• **The request**: Locate every line in the records below that holds the word "twenty" and return each one.

• **Extracted material**:
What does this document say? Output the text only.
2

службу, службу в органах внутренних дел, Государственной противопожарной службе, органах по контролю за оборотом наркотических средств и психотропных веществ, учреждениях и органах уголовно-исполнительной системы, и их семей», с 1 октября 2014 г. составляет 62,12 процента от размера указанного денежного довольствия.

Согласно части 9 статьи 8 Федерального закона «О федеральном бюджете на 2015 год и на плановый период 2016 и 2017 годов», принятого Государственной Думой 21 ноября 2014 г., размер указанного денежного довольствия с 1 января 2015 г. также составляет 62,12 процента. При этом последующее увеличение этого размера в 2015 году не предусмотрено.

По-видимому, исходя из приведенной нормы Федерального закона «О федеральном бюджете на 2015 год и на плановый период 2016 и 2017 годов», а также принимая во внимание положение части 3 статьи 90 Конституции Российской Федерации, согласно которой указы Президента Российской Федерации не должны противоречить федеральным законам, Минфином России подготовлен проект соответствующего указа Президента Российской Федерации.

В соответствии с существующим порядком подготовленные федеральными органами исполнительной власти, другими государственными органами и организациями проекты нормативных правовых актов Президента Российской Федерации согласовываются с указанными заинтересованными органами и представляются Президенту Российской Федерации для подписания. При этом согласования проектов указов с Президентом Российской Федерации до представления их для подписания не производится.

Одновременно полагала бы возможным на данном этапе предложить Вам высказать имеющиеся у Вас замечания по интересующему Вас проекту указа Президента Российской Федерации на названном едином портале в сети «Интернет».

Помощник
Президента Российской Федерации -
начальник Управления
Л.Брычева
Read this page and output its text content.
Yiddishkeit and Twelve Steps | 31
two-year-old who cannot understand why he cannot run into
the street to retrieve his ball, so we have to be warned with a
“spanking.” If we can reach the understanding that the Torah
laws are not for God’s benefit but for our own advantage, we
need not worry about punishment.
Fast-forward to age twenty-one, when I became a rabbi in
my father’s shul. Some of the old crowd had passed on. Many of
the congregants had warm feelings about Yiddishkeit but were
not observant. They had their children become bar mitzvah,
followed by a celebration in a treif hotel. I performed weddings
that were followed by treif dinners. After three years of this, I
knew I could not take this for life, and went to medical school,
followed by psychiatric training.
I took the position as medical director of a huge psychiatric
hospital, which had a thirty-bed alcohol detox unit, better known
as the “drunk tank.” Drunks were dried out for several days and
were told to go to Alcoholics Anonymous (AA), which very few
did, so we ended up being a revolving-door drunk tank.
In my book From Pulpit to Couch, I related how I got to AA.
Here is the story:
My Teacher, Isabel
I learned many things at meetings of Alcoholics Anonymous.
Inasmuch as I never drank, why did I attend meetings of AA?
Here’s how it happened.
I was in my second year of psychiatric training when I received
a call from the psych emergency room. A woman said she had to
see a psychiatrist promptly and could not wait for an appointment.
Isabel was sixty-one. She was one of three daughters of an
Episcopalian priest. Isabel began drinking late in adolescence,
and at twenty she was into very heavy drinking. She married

• **Exercise answer**:
Fast-forward to age twenty-one, when I became a rabbi in
and at twenty she was into very heavy drinking. She married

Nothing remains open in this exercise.